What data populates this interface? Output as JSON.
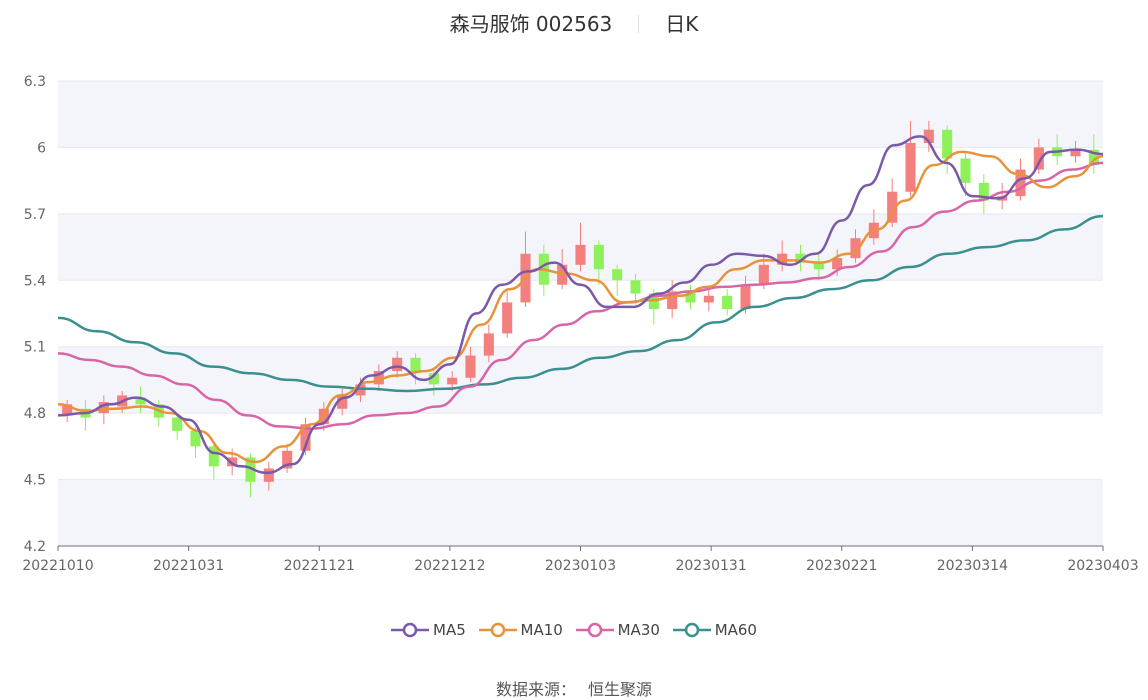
{
  "header": {
    "title": "森马服饰 002563",
    "period": "日K"
  },
  "source": {
    "label": "数据来源：",
    "value": "恒生聚源"
  },
  "chart_data": {
    "type": "candlestick",
    "ylim": [
      4.2,
      6.3
    ],
    "yticks": [
      "6.3",
      "6",
      "5.7",
      "5.4",
      "5.1",
      "4.8",
      "4.5",
      "4.2"
    ],
    "xticks": [
      "20221010",
      "20221031",
      "20221121",
      "20221212",
      "20230103",
      "20230131",
      "20230221",
      "20230314",
      "20230403"
    ],
    "colors": {
      "up": "#f47f7f",
      "down": "#8ef05a",
      "MA5": "#7a5aa8",
      "MA10": "#e8933c",
      "MA30": "#d865a8",
      "MA60": "#3b8f8f"
    },
    "ma": {
      "MA5": [
        4.79,
        4.8,
        4.84,
        4.87,
        4.83,
        4.77,
        4.62,
        4.56,
        4.53,
        4.57,
        4.75,
        4.87,
        4.97,
        5.01,
        4.95,
        5.02,
        5.25,
        5.38,
        5.44,
        5.48,
        5.38,
        5.28,
        5.28,
        5.34,
        5.39,
        5.47,
        5.52,
        5.51,
        5.47,
        5.52,
        5.67,
        5.83,
        6.01,
        6.05,
        5.93,
        5.78,
        5.77,
        5.86,
        5.98,
        5.99,
        5.97
      ],
      "MA10": [
        4.84,
        4.81,
        4.82,
        4.83,
        4.8,
        4.72,
        4.62,
        4.58,
        4.65,
        4.75,
        4.88,
        4.94,
        4.97,
        4.99,
        5.05,
        5.2,
        5.36,
        5.45,
        5.43,
        5.4,
        5.3,
        5.31,
        5.33,
        5.37,
        5.45,
        5.49,
        5.49,
        5.48,
        5.52,
        5.63,
        5.76,
        5.92,
        5.98,
        5.96,
        5.88,
        5.82,
        5.87,
        5.96
      ],
      "MA30": [
        5.07,
        5.04,
        5.01,
        4.97,
        4.93,
        4.86,
        4.79,
        4.74,
        4.73,
        4.75,
        4.79,
        4.8,
        4.83,
        4.92,
        5.04,
        5.13,
        5.2,
        5.26,
        5.3,
        5.33,
        5.35,
        5.37,
        5.38,
        5.39,
        5.41,
        5.46,
        5.53,
        5.64,
        5.71,
        5.76,
        5.8,
        5.85,
        5.9,
        5.93
      ],
      "MA60": [
        5.23,
        5.17,
        5.12,
        5.07,
        5.01,
        4.98,
        4.95,
        4.92,
        4.91,
        4.9,
        4.91,
        4.93,
        4.96,
        5.0,
        5.05,
        5.08,
        5.13,
        5.21,
        5.28,
        5.32,
        5.36,
        5.4,
        5.46,
        5.52,
        5.55,
        5.58,
        5.63,
        5.69
      ]
    },
    "candles": [
      [
        4.79,
        4.84,
        4.76,
        4.86
      ],
      [
        4.82,
        4.78,
        4.72,
        4.86
      ],
      [
        4.8,
        4.85,
        4.75,
        4.88
      ],
      [
        4.83,
        4.88,
        4.8,
        4.9
      ],
      [
        4.87,
        4.84,
        4.8,
        4.92
      ],
      [
        4.84,
        4.78,
        4.74,
        4.86
      ],
      [
        4.78,
        4.72,
        4.68,
        4.8
      ],
      [
        4.72,
        4.65,
        4.6,
        4.74
      ],
      [
        4.65,
        4.56,
        4.5,
        4.67
      ],
      [
        4.56,
        4.6,
        4.52,
        4.64
      ],
      [
        4.6,
        4.49,
        4.42,
        4.62
      ],
      [
        4.49,
        4.55,
        4.45,
        4.58
      ],
      [
        4.55,
        4.63,
        4.53,
        4.66
      ],
      [
        4.63,
        4.75,
        4.61,
        4.78
      ],
      [
        4.75,
        4.82,
        4.72,
        4.85
      ],
      [
        4.82,
        4.88,
        4.79,
        4.91
      ],
      [
        4.88,
        4.93,
        4.85,
        4.96
      ],
      [
        4.93,
        4.99,
        4.9,
        5.02
      ],
      [
        4.99,
        5.05,
        4.96,
        5.08
      ],
      [
        5.05,
        4.98,
        4.93,
        5.07
      ],
      [
        4.98,
        4.93,
        4.88,
        5.0
      ],
      [
        4.93,
        4.96,
        4.9,
        4.99
      ],
      [
        4.96,
        5.06,
        4.94,
        5.1
      ],
      [
        5.06,
        5.16,
        5.03,
        5.2
      ],
      [
        5.16,
        5.3,
        5.14,
        5.35
      ],
      [
        5.3,
        5.52,
        5.28,
        5.62
      ],
      [
        5.52,
        5.38,
        5.33,
        5.56
      ],
      [
        5.38,
        5.47,
        5.36,
        5.54
      ],
      [
        5.47,
        5.56,
        5.44,
        5.66
      ],
      [
        5.56,
        5.45,
        5.38,
        5.58
      ],
      [
        5.45,
        5.4,
        5.33,
        5.47
      ],
      [
        5.4,
        5.34,
        5.29,
        5.43
      ],
      [
        5.34,
        5.27,
        5.2,
        5.36
      ],
      [
        5.27,
        5.35,
        5.23,
        5.4
      ],
      [
        5.35,
        5.3,
        5.27,
        5.38
      ],
      [
        5.3,
        5.33,
        5.26,
        5.36
      ],
      [
        5.33,
        5.27,
        5.24,
        5.36
      ],
      [
        5.27,
        5.38,
        5.25,
        5.42
      ],
      [
        5.38,
        5.47,
        5.36,
        5.52
      ],
      [
        5.47,
        5.52,
        5.44,
        5.58
      ],
      [
        5.52,
        5.48,
        5.44,
        5.56
      ],
      [
        5.48,
        5.45,
        5.4,
        5.52
      ],
      [
        5.45,
        5.5,
        5.42,
        5.54
      ],
      [
        5.5,
        5.59,
        5.48,
        5.63
      ],
      [
        5.59,
        5.66,
        5.56,
        5.72
      ],
      [
        5.66,
        5.8,
        5.64,
        5.86
      ],
      [
        5.8,
        6.02,
        5.78,
        6.12
      ],
      [
        6.02,
        6.08,
        5.98,
        6.12
      ],
      [
        6.08,
        5.95,
        5.88,
        6.1
      ],
      [
        5.95,
        5.84,
        5.78,
        5.98
      ],
      [
        5.84,
        5.76,
        5.7,
        5.88
      ],
      [
        5.76,
        5.78,
        5.72,
        5.84
      ],
      [
        5.78,
        5.9,
        5.76,
        5.95
      ],
      [
        5.9,
        6.0,
        5.88,
        6.04
      ],
      [
        6.0,
        5.96,
        5.92,
        6.06
      ],
      [
        5.96,
        5.99,
        5.93,
        6.03
      ],
      [
        5.99,
        5.92,
        5.88,
        6.06
      ]
    ]
  },
  "legend": [
    {
      "key": "MA5",
      "label": "MA5",
      "color": "#7a5aa8"
    },
    {
      "key": "MA10",
      "label": "MA10",
      "color": "#e8933c"
    },
    {
      "key": "MA30",
      "label": "MA30",
      "color": "#d865a8"
    },
    {
      "key": "MA60",
      "label": "MA60",
      "color": "#3b8f8f"
    }
  ]
}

**Written exercise:** Give the number of lines in the records above that contain the word "label". Reply with that number alone.

**Reply to the exercise:** 5